## Your task
Repeat every line of the material, character for character.

··· Records for the task

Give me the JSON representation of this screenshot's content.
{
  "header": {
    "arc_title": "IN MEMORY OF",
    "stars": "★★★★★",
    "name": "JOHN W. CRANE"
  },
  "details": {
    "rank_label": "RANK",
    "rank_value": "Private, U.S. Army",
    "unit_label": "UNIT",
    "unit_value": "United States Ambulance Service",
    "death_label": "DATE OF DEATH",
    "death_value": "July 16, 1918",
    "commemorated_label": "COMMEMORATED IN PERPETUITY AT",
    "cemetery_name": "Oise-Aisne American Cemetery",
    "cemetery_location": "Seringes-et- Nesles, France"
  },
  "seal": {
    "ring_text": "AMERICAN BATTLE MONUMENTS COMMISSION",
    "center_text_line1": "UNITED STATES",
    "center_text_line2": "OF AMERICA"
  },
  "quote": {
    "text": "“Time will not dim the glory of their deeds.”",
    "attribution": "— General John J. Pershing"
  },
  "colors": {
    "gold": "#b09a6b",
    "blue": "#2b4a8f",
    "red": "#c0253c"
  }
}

······

## Reply to the exercise
Give me the JSON representation of this screenshot's content.
{
  "header": {
    "arc_title": "IN MEMORY OF",
    "stars": "★★★★★",
    "name": "JOHN W. CRANE"
  },
  "details": {
    "rank_label": "RANK",
    "rank_value": "Private, U.S. Army",
    "unit_label": "UNIT",
    "unit_value": "United States Ambulance Service",
    "death_label": "DATE OF DEATH",
    "death_value": "July 16, 1918",
    "commemorated_label": "COMMEMORATED IN PERPETUITY AT",
    "cemetery_name": "Oise-Aisne American Cemetery",
    "cemetery_location": "Seringes-et- Nesles, France"
  },
  "seal": {
    "ring_text": "AMERICAN BATTLE MONUMENTS COMMISSION",
    "center_text_line1": "UNITED STATES",
    "center_text_line2": "OF AMERICA"
  },
  "quote": {
    "text": "“Time will not dim the glory of their deeds.”",
    "attribution": "— General John J. Pershing"
  },
  "colors": {
    "gold": "#b09a6b",
    "blue": "#2b4a8f",
    "red": "#c0253c"
  }
}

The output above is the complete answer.